→ **Problem statement**
Could you give the data below again, exactly and completely?

→ **Input material**

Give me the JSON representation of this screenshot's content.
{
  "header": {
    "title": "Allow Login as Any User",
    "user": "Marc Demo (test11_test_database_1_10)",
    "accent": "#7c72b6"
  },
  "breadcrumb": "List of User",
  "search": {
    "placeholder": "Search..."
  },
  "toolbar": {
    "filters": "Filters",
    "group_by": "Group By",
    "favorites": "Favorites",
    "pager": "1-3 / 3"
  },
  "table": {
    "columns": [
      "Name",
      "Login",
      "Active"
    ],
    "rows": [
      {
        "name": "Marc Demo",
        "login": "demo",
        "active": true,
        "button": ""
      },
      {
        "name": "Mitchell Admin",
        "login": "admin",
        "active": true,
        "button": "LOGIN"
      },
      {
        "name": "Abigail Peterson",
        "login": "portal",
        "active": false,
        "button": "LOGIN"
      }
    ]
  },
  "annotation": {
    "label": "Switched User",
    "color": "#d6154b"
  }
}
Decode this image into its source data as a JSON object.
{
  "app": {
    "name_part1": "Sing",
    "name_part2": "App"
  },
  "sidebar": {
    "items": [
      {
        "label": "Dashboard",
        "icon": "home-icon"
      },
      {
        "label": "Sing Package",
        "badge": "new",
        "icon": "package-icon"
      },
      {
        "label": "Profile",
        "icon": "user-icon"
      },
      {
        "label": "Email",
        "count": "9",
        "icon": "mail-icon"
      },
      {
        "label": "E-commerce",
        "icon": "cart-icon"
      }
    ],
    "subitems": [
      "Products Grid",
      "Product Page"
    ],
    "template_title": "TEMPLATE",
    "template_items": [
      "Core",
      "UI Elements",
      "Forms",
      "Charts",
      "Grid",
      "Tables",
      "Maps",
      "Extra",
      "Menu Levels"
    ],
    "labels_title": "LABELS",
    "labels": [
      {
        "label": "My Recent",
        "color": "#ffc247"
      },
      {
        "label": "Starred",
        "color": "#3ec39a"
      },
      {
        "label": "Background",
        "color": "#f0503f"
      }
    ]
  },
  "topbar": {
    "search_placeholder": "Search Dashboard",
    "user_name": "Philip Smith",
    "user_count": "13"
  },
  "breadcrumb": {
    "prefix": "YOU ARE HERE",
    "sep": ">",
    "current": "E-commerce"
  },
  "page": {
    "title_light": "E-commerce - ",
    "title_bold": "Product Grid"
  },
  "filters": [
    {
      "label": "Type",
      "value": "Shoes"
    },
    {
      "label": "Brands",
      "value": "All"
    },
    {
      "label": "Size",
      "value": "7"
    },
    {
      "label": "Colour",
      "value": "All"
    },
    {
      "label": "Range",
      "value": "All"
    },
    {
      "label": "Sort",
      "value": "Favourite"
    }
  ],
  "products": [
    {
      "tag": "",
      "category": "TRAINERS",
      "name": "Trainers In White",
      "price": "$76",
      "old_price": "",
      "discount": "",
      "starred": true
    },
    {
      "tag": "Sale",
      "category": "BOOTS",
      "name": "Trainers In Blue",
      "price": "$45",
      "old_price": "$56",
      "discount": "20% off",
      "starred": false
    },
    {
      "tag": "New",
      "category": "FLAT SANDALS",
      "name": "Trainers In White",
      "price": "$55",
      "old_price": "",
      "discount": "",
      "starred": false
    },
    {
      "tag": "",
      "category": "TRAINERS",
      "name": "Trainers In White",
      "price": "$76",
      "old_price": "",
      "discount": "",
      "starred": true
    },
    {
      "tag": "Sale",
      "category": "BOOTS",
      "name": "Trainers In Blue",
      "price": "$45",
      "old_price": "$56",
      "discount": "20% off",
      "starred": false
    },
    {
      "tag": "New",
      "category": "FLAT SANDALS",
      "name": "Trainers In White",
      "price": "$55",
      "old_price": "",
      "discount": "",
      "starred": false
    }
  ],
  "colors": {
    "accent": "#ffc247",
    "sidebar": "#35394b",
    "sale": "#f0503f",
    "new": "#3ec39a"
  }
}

→ **Final result**
Give me the JSON representation of this screenshot's content.
{
  "header": {
    "title": "Allow Login as Any User",
    "user": "Marc Demo (test11_test_database_1_10)",
    "accent": "#7c72b6"
  },
  "breadcrumb": "List of User",
  "search": {
    "placeholder": "Search..."
  },
  "toolbar": {
    "filters": "Filters",
    "group_by": "Group By",
    "favorites": "Favorites",
    "pager": "1-3 / 3"
  },
  "table": {
    "columns": [
      "Name",
      "Login",
      "Active"
    ],
    "rows": [
      {
        "name": "Marc Demo",
        "login": "demo",
        "active": true,
        "button": ""
      },
      {
        "name": "Mitchell Admin",
        "login": "admin",
        "active": true,
        "button": "LOGIN"
      },
      {
        "name": "Abigail Peterson",
        "login": "portal",
        "active": false,
        "button": "LOGIN"
      }
    ]
  },
  "annotation": {
    "label": "Switched User",
    "color": "#d6154b"
  }
}
Decode this image into its source data as a JSON object.
{
  "app": {
    "name_part1": "Sing",
    "name_part2": "App"
  },
  "sidebar": {
    "items": [
      {
        "label": "Dashboard",
        "icon": "home-icon"
      },
      {
        "label": "Sing Package",
        "badge": "new",
        "icon": "package-icon"
      },
      {
        "label": "Profile",
        "icon": "user-icon"
      },
      {
        "label": "Email",
        "count": "9",
        "icon": "mail-icon"
      },
      {
        "label": "E-commerce",
        "icon": "cart-icon"
      }
    ],
    "subitems": [
      "Products Grid",
      "Product Page"
    ],
    "template_title": "TEMPLATE",
    "template_items": [
      "Core",
      "UI Elements",
      "Forms",
      "Charts",
      "Grid",
      "Tables",
      "Maps",
      "Extra",
      "Menu Levels"
    ],
    "labels_title": "LABELS",
    "labels": [
      {
        "label": "My Recent",
        "color": "#ffc247"
      },
      {
        "label": "Starred",
        "color": "#3ec39a"
      },
      {
        "label": "Background",
        "color": "#f0503f"
      }
    ]
  },
  "topbar": {
    "search_placeholder": "Search Dashboard",
    "user_name": "Philip Smith",
    "user_count": "13"
  },
  "breadcrumb": {
    "prefix": "YOU ARE HERE",
    "sep": ">",
    "current": "E-commerce"
  },
  "page": {
    "title_light": "E-commerce - ",
    "title_bold": "Product Grid"
  },
  "filters": [
    {
      "label": "Type",
      "value": "Shoes"
    },
    {
      "label": "Brands",
      "value": "All"
    },
    {
      "label": "Size",
      "value": "7"
    },
    {
      "label": "Colour",
      "value": "All"
    },
    {
      "label": "Range",
      "value": "All"
    },
    {
      "label": "Sort",
      "value": "Favourite"
    }
  ],
  "products": [
    {
      "tag": "",
      "category": "TRAINERS",
      "name": "Trainers In White",
      "price": "$76",
      "old_price": "",
      "discount": "",
      "starred": true
    },
    {
      "tag": "Sale",
      "category": "BOOTS",
      "name": "Trainers In Blue",
      "price": "$45",
      "old_price": "$56",
      "discount": "20% off",
      "starred": false
    },
    {
      "tag": "New",
      "category": "FLAT SANDALS",
      "name": "Trainers In White",
      "price": "$55",
      "old_price": "",
      "discount": "",
      "starred": false
    },
    {
      "tag": "",
      "category": "TRAINERS",
      "name": "Trainers In White",
      "price": "$76",
      "old_price": "",
      "discount": "",
      "starred": true
    },
    {
      "tag": "Sale",
      "category": "BOOTS",
      "name": "Trainers In Blue",
      "price": "$45",
      "old_price": "$56",
      "discount": "20% off",
      "starred": false
    },
    {
      "tag": "New",
      "category": "FLAT SANDALS",
      "name": "Trainers In White",
      "price": "$55",
      "old_price": "",
      "discount": "",
      "starred": false
    }
  ],
  "colors": {
    "accent": "#ffc247",
    "sidebar": "#35394b",
    "sale": "#f0503f",
    "new": "#3ec39a"
  }
}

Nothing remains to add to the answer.